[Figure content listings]
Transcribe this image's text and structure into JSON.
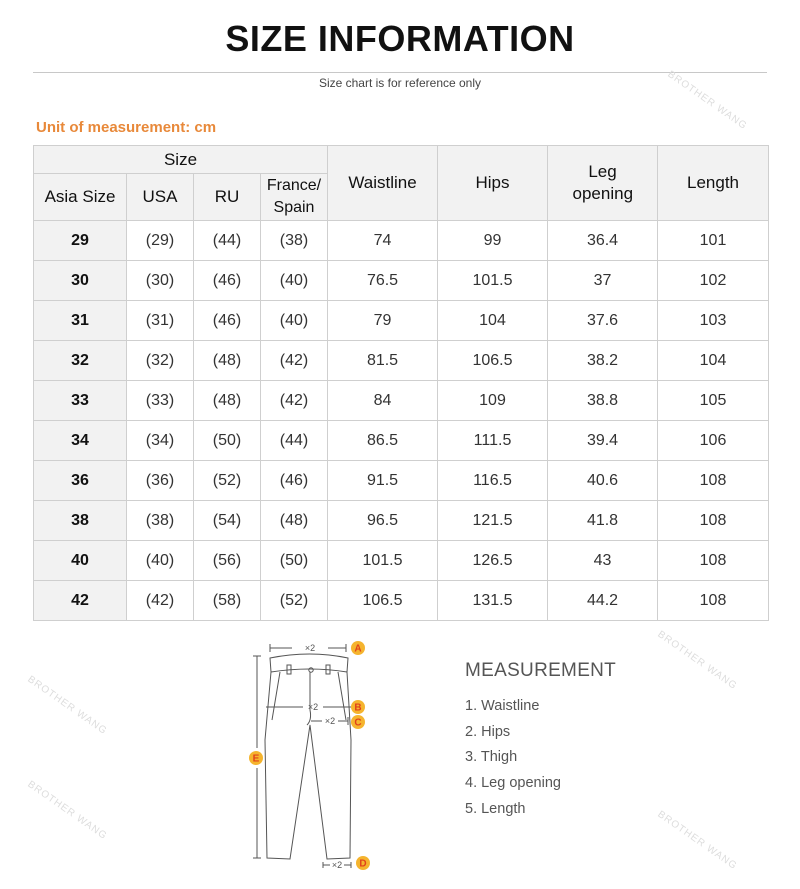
{
  "title": "SIZE INFORMATION",
  "subtitle": "Size chart is for reference only",
  "unit_label": "Unit of measurement: cm",
  "watermark": "BROTHER WANG",
  "table": {
    "size_group": "Size",
    "size_columns": [
      "Asia Size",
      "USA",
      "RU",
      "France/ Spain"
    ],
    "measure_columns": [
      "Waistline",
      "Hips",
      "Leg opening",
      "Length"
    ],
    "rows": [
      [
        "29",
        "(29)",
        "(44)",
        "(38)",
        "74",
        "99",
        "36.4",
        "101"
      ],
      [
        "30",
        "(30)",
        "(46)",
        "(40)",
        "76.5",
        "101.5",
        "37",
        "102"
      ],
      [
        "31",
        "(31)",
        "(46)",
        "(40)",
        "79",
        "104",
        "37.6",
        "103"
      ],
      [
        "32",
        "(32)",
        "(48)",
        "(42)",
        "81.5",
        "106.5",
        "38.2",
        "104"
      ],
      [
        "33",
        "(33)",
        "(48)",
        "(42)",
        "84",
        "109",
        "38.8",
        "105"
      ],
      [
        "34",
        "(34)",
        "(50)",
        "(44)",
        "86.5",
        "111.5",
        "39.4",
        "106"
      ],
      [
        "36",
        "(36)",
        "(52)",
        "(46)",
        "91.5",
        "116.5",
        "40.6",
        "108"
      ],
      [
        "38",
        "(38)",
        "(54)",
        "(48)",
        "96.5",
        "121.5",
        "41.8",
        "108"
      ],
      [
        "40",
        "(40)",
        "(56)",
        "(50)",
        "101.5",
        "126.5",
        "43",
        "108"
      ],
      [
        "42",
        "(42)",
        "(58)",
        "(52)",
        "106.5",
        "131.5",
        "44.2",
        "108"
      ]
    ]
  },
  "diagram": {
    "multiplier": "×2",
    "markers": [
      "A",
      "B",
      "C",
      "D",
      "E"
    ],
    "marker_color": "#f5b42e",
    "marker_text_color": "#e0421b"
  },
  "measurement": {
    "title": "MEASUREMENT",
    "items": [
      "1. Waistline",
      "2. Hips",
      "3. Thigh",
      "4. Leg opening",
      "5. Length"
    ]
  },
  "colors": {
    "accent": "#e8893a",
    "header_bg": "#f2f2f2"
  }
}
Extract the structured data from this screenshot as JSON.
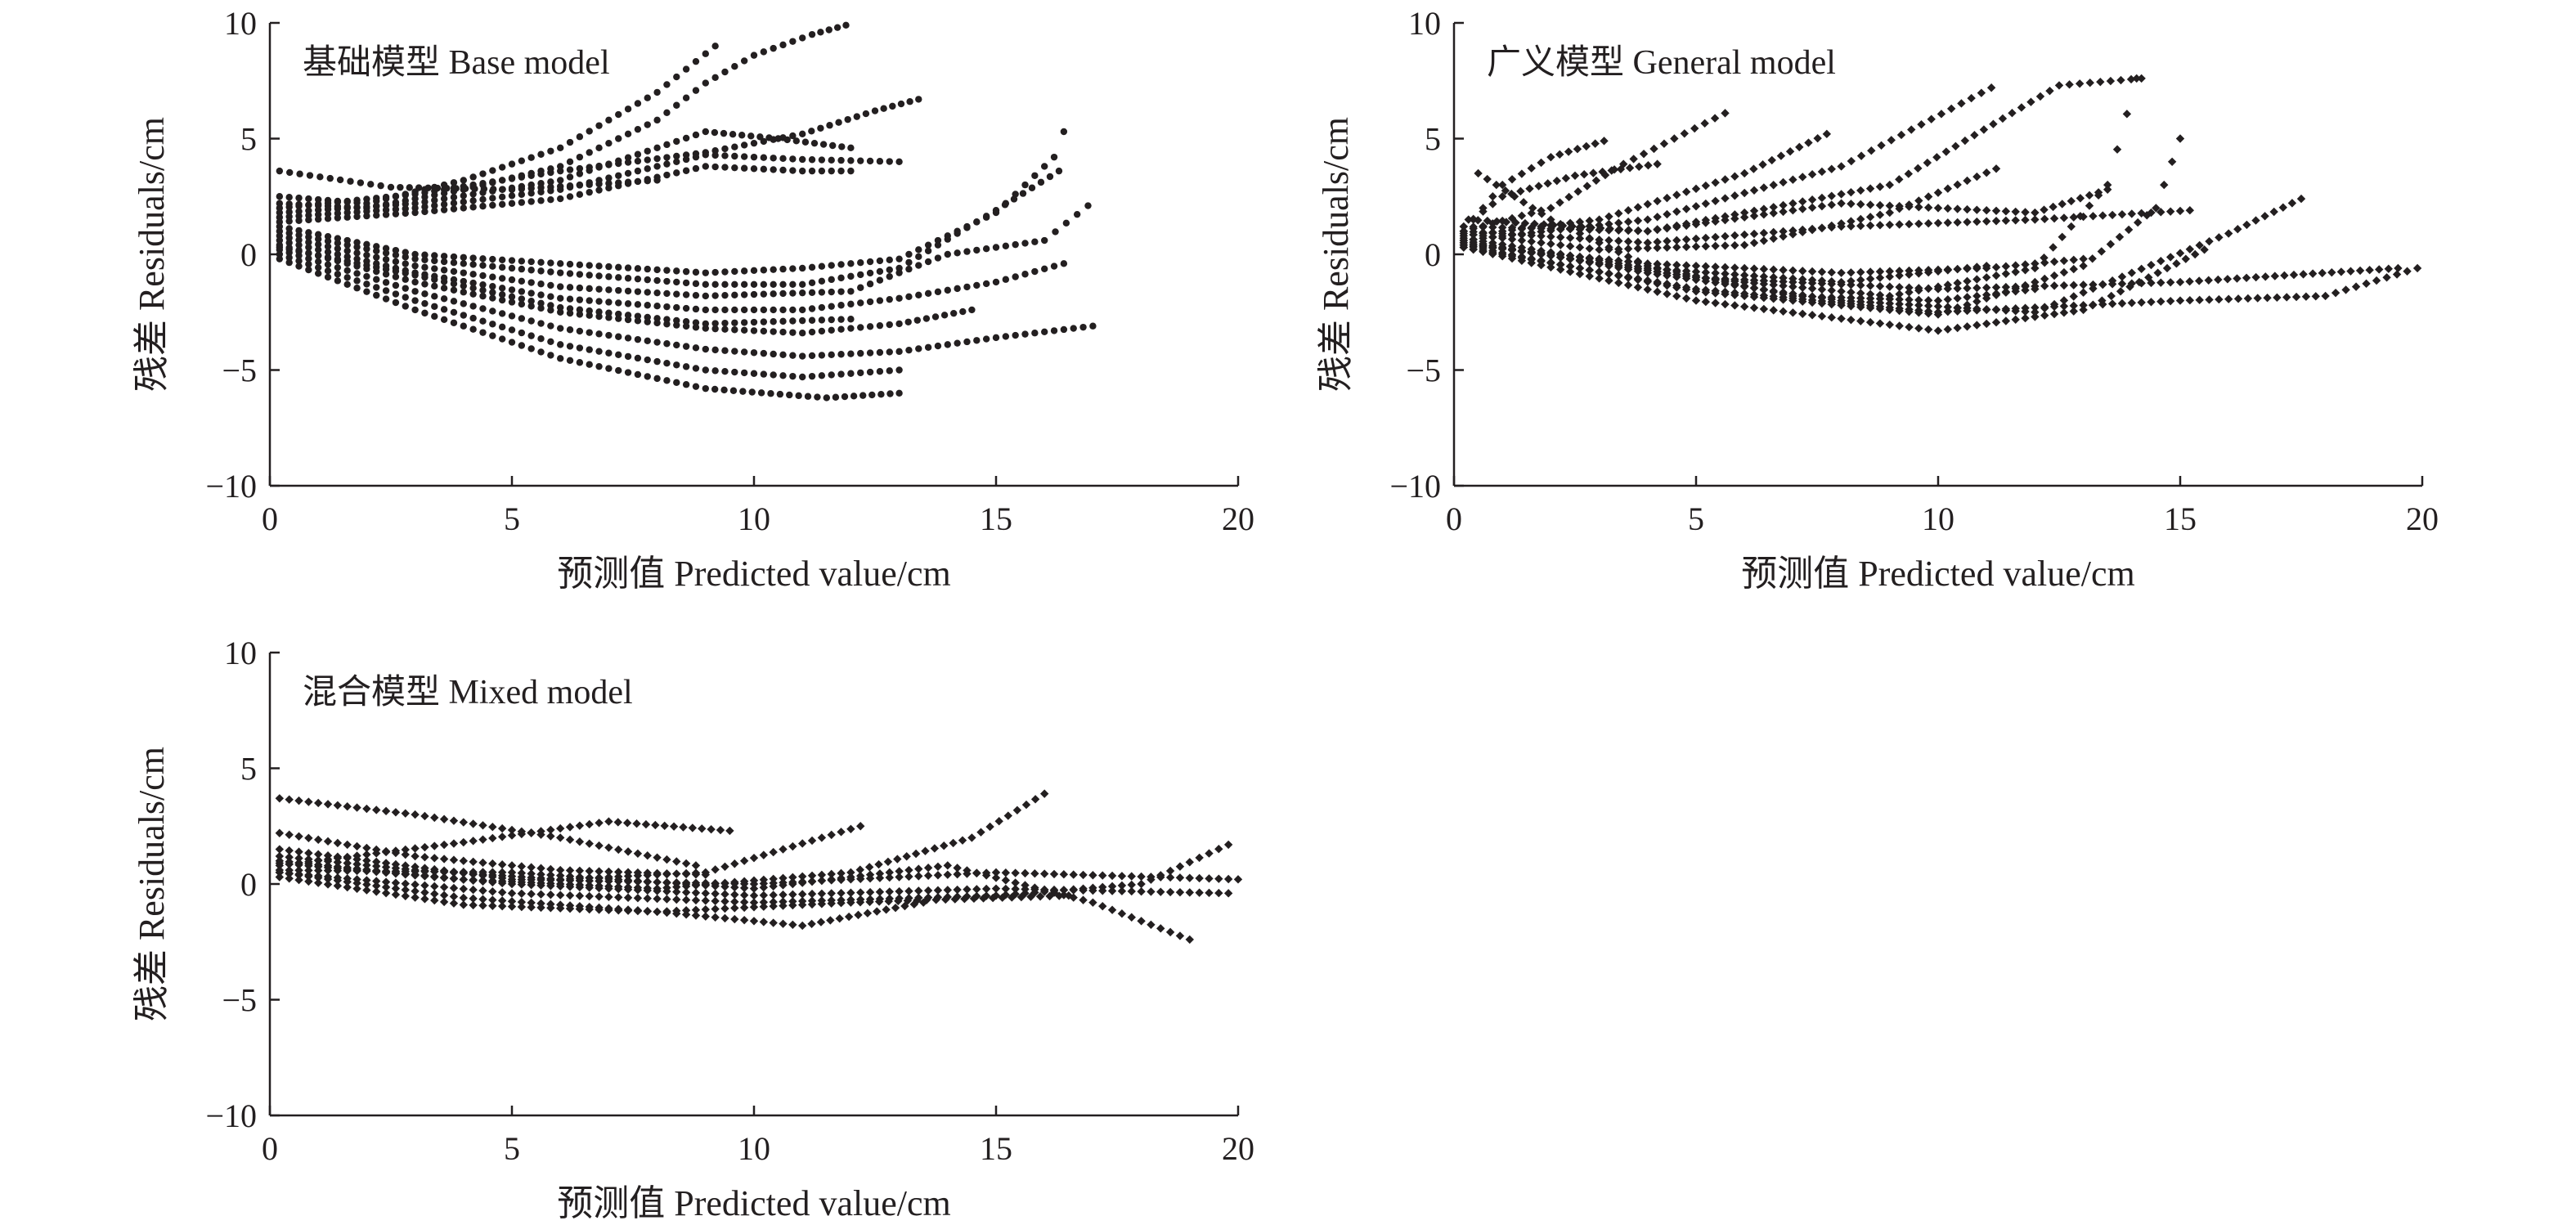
{
  "chart_data": [
    {
      "type": "scatter",
      "title": "基础模型 Base model",
      "xlabel": "预测值 Predicted value/cm",
      "ylabel": "残差 Residuals/cm",
      "xlim": [
        0,
        20
      ],
      "ylim": [
        -10,
        10
      ],
      "xticks": [
        "0",
        "5",
        "10",
        "15",
        "20"
      ],
      "yticks": [
        "10",
        "5",
        "0",
        "−5",
        "−10"
      ],
      "marker_color": "#231f20",
      "series_type": "dotted-curves",
      "grid": false,
      "series": [
        {
          "x": [
            0.2,
            2,
            4,
            6,
            8,
            9.2
          ],
          "y": [
            2.5,
            2.2,
            3.2,
            4.6,
            7.0,
            9.0
          ]
        },
        {
          "x": [
            0.2,
            2,
            4,
            6,
            8,
            9,
            10,
            11.2,
            11.9
          ],
          "y": [
            2.2,
            2.0,
            2.8,
            3.8,
            5.8,
            7.4,
            8.6,
            9.5,
            9.9
          ]
        },
        {
          "x": [
            0.2,
            3,
            6,
            9,
            11,
            12.5,
            13.4
          ],
          "y": [
            2.0,
            2.6,
            3.6,
            4.4,
            5.2,
            6.2,
            6.7
          ]
        },
        {
          "x": [
            0.2,
            3,
            6,
            9,
            10.5,
            12
          ],
          "y": [
            1.8,
            2.2,
            3.2,
            5.3,
            5.0,
            4.6
          ]
        },
        {
          "x": [
            0.2,
            3,
            6,
            9,
            11,
            13
          ],
          "y": [
            1.6,
            2.0,
            2.8,
            4.3,
            4.1,
            4.0
          ]
        },
        {
          "x": [
            0.2,
            3,
            6,
            9,
            11,
            12
          ],
          "y": [
            1.4,
            1.8,
            2.4,
            3.8,
            3.6,
            3.6
          ]
        },
        {
          "x": [
            0.2,
            3,
            6,
            9,
            11,
            13,
            15,
            16.2,
            16.4
          ],
          "y": [
            1.2,
            0.0,
            -0.4,
            -0.8,
            -0.6,
            -0.2,
            1.8,
            4.2,
            5.3
          ]
        },
        {
          "x": [
            0.2,
            3,
            6,
            9,
            11,
            13,
            15,
            16.3
          ],
          "y": [
            1.0,
            -0.2,
            -0.8,
            -1.3,
            -1.3,
            -0.6,
            1.9,
            3.6
          ]
        },
        {
          "x": [
            0.2,
            3,
            6,
            9,
            12,
            14,
            16,
            16.9
          ],
          "y": [
            0.8,
            -0.5,
            -1.4,
            -1.8,
            -1.6,
            0.0,
            0.6,
            2.1
          ]
        },
        {
          "x": [
            0.2,
            3,
            6,
            9,
            11,
            13,
            15,
            16.4
          ],
          "y": [
            0.6,
            -0.8,
            -1.9,
            -2.4,
            -2.4,
            -1.9,
            -1.2,
            -0.4
          ]
        },
        {
          "x": [
            0.2,
            3,
            6,
            9,
            11,
            13,
            14.5
          ],
          "y": [
            0.4,
            -1.2,
            -2.5,
            -3.2,
            -3.4,
            -3.0,
            -2.4
          ]
        },
        {
          "x": [
            0.2,
            3,
            6,
            9,
            11,
            13,
            15,
            17
          ],
          "y": [
            0.2,
            -1.6,
            -3.2,
            -4.1,
            -4.4,
            -4.2,
            -3.6,
            -3.1
          ]
        },
        {
          "x": [
            0.2,
            3,
            6,
            9,
            11,
            13
          ],
          "y": [
            0.0,
            -2.0,
            -3.9,
            -5.0,
            -5.3,
            -5.0
          ]
        },
        {
          "x": [
            0.2,
            3,
            6,
            9,
            11.5,
            13
          ],
          "y": [
            -0.2,
            -2.4,
            -4.5,
            -5.8,
            -6.2,
            -6.0
          ]
        },
        {
          "x": [
            0.2,
            2.5,
            5,
            8
          ],
          "y": [
            3.6,
            2.9,
            2.8,
            3.2
          ]
        },
        {
          "x": [
            0.2,
            3,
            6,
            9,
            12
          ],
          "y": [
            0.3,
            -0.9,
            -2.3,
            -3.0,
            -2.8
          ]
        }
      ]
    },
    {
      "type": "scatter",
      "title": "广义模型 General model",
      "xlabel": "预测值 Predicted value/cm",
      "ylabel": "残差 Residuals/cm",
      "xlim": [
        0,
        20
      ],
      "ylim": [
        -10,
        10
      ],
      "xticks": [
        "0",
        "5",
        "10",
        "15",
        "20"
      ],
      "yticks": [
        "10",
        "5",
        "0",
        "−5",
        "−10"
      ],
      "marker_color": "#231f20",
      "series_type": "dotted-curves",
      "grid": false,
      "series": [
        {
          "x": [
            0.2,
            1,
            2,
            3.1
          ],
          "y": [
            1.0,
            3.0,
            4.2,
            4.9
          ]
        },
        {
          "x": [
            0.2,
            1,
            2.5,
            4.2
          ],
          "y": [
            1.2,
            2.5,
            3.4,
            3.9
          ]
        },
        {
          "x": [
            0.2,
            2,
            3.5,
            5.6
          ],
          "y": [
            1.0,
            2.0,
            3.9,
            6.1
          ]
        },
        {
          "x": [
            0.2,
            3,
            6,
            7.7
          ],
          "y": [
            0.8,
            1.5,
            3.5,
            5.2
          ]
        },
        {
          "x": [
            0.2,
            4,
            8,
            11.1
          ],
          "y": [
            0.6,
            1.5,
            3.8,
            7.2
          ]
        },
        {
          "x": [
            0.3,
            4,
            9,
            12.5,
            14.2
          ],
          "y": [
            1.5,
            1.0,
            3.0,
            7.3,
            7.6
          ]
        },
        {
          "x": [
            0.2,
            5,
            9,
            12,
            13.5,
            14.1
          ],
          "y": [
            0.5,
            -1.0,
            -1.8,
            -0.6,
            3.0,
            7.6
          ]
        },
        {
          "x": [
            0.2,
            5,
            10,
            13,
            14.5,
            15
          ],
          "y": [
            0.4,
            -1.6,
            -2.6,
            -0.5,
            2.0,
            5.0
          ]
        },
        {
          "x": [
            0.2,
            5,
            10,
            13,
            15.5
          ],
          "y": [
            0.3,
            -2.0,
            -3.3,
            -2.4,
            0.2
          ]
        },
        {
          "x": [
            0.2,
            4,
            8,
            12,
            16,
            17.5
          ],
          "y": [
            0.6,
            -0.8,
            -2.0,
            -2.5,
            0.9,
            2.4
          ]
        },
        {
          "x": [
            0.2,
            5,
            10,
            15,
            18,
            19.9
          ],
          "y": [
            0.3,
            -1.5,
            -2.5,
            -2.0,
            -1.8,
            -0.6
          ]
        },
        {
          "x": [
            0.2,
            5,
            10,
            15,
            19.5
          ],
          "y": [
            0.5,
            -1.0,
            -1.5,
            -1.2,
            -0.6
          ]
        },
        {
          "x": [
            0.2,
            4,
            8,
            12,
            15.2
          ],
          "y": [
            1.0,
            0.5,
            1.2,
            1.5,
            1.9
          ]
        },
        {
          "x": [
            0.2,
            4,
            8,
            12,
            13.5
          ],
          "y": [
            1.2,
            1.0,
            2.2,
            1.8,
            2.8
          ]
        },
        {
          "x": [
            0.5,
            2,
            4,
            7,
            10,
            12
          ],
          "y": [
            3.5,
            1.5,
            -0.5,
            -1.8,
            -2.0,
            -1.5
          ]
        },
        {
          "x": [
            0.2,
            4,
            8,
            11
          ],
          "y": [
            0.7,
            -0.6,
            -1.2,
            -0.5
          ]
        },
        {
          "x": [
            0.2,
            3,
            6,
            9,
            11.2
          ],
          "y": [
            0.9,
            0.2,
            0.4,
            1.8,
            3.7
          ]
        },
        {
          "x": [
            0.2,
            4,
            8,
            11,
            13
          ],
          "y": [
            0.4,
            -0.4,
            -0.8,
            -0.6,
            -0.2
          ]
        }
      ]
    },
    {
      "type": "scatter",
      "title": "混合模型 Mixed model",
      "xlabel": "预测值 Predicted value/cm",
      "ylabel": "残差 Residuals/cm",
      "xlim": [
        0,
        20
      ],
      "ylim": [
        -10,
        10
      ],
      "xticks": [
        "0",
        "5",
        "10",
        "15",
        "20"
      ],
      "yticks": [
        "10",
        "5",
        "0",
        "−5",
        "−10"
      ],
      "marker_color": "#231f20",
      "series_type": "dotted-curves",
      "grid": false,
      "series": [
        {
          "x": [
            0.2,
            3,
            6,
            8.8
          ],
          "y": [
            3.7,
            3.0,
            2.0,
            0.8
          ]
        },
        {
          "x": [
            0.2,
            3,
            6,
            9,
            12.2
          ],
          "y": [
            1.2,
            0.6,
            0.2,
            0.5,
            2.5
          ]
        },
        {
          "x": [
            0.2,
            4,
            8,
            12,
            14.5,
            16
          ],
          "y": [
            1.0,
            0.2,
            -0.2,
            0.5,
            2.0,
            3.9
          ]
        },
        {
          "x": [
            0.2,
            4,
            7,
            9.5
          ],
          "y": [
            0.8,
            1.8,
            2.7,
            2.3
          ]
        },
        {
          "x": [
            0.2,
            4,
            8,
            11,
            13.5
          ],
          "y": [
            0.5,
            -0.6,
            -1.2,
            -1.8,
            -0.8
          ]
        },
        {
          "x": [
            0.2,
            5,
            10,
            14,
            17,
            19
          ],
          "y": [
            0.6,
            0.5,
            -0.2,
            0.8,
            -0.8,
            -2.4
          ]
        },
        {
          "x": [
            0.2,
            5,
            10,
            15,
            18,
            19.8
          ],
          "y": [
            0.5,
            -0.4,
            -0.8,
            -0.5,
            0.0,
            1.7
          ]
        },
        {
          "x": [
            0.2,
            5,
            10,
            15,
            20
          ],
          "y": [
            1.5,
            0.2,
            0.0,
            0.5,
            0.2
          ]
        },
        {
          "x": [
            0.2,
            5,
            10,
            15,
            19.8
          ],
          "y": [
            0.9,
            0.0,
            -0.5,
            -0.2,
            -0.4
          ]
        },
        {
          "x": [
            0.2,
            4,
            8,
            12,
            16.5
          ],
          "y": [
            0.3,
            -0.9,
            -1.2,
            -0.8,
            -0.5
          ]
        },
        {
          "x": [
            0.2,
            3,
            6,
            9
          ],
          "y": [
            2.2,
            1.2,
            0.6,
            0.4
          ]
        }
      ]
    }
  ]
}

## Exercise brief
Copy out the lines in which the string "model" appears.

## Expected output
      "title": "基础模型 Base model",
      "title": "广义模型 General model",
      "title": "混合模型 Mixed model",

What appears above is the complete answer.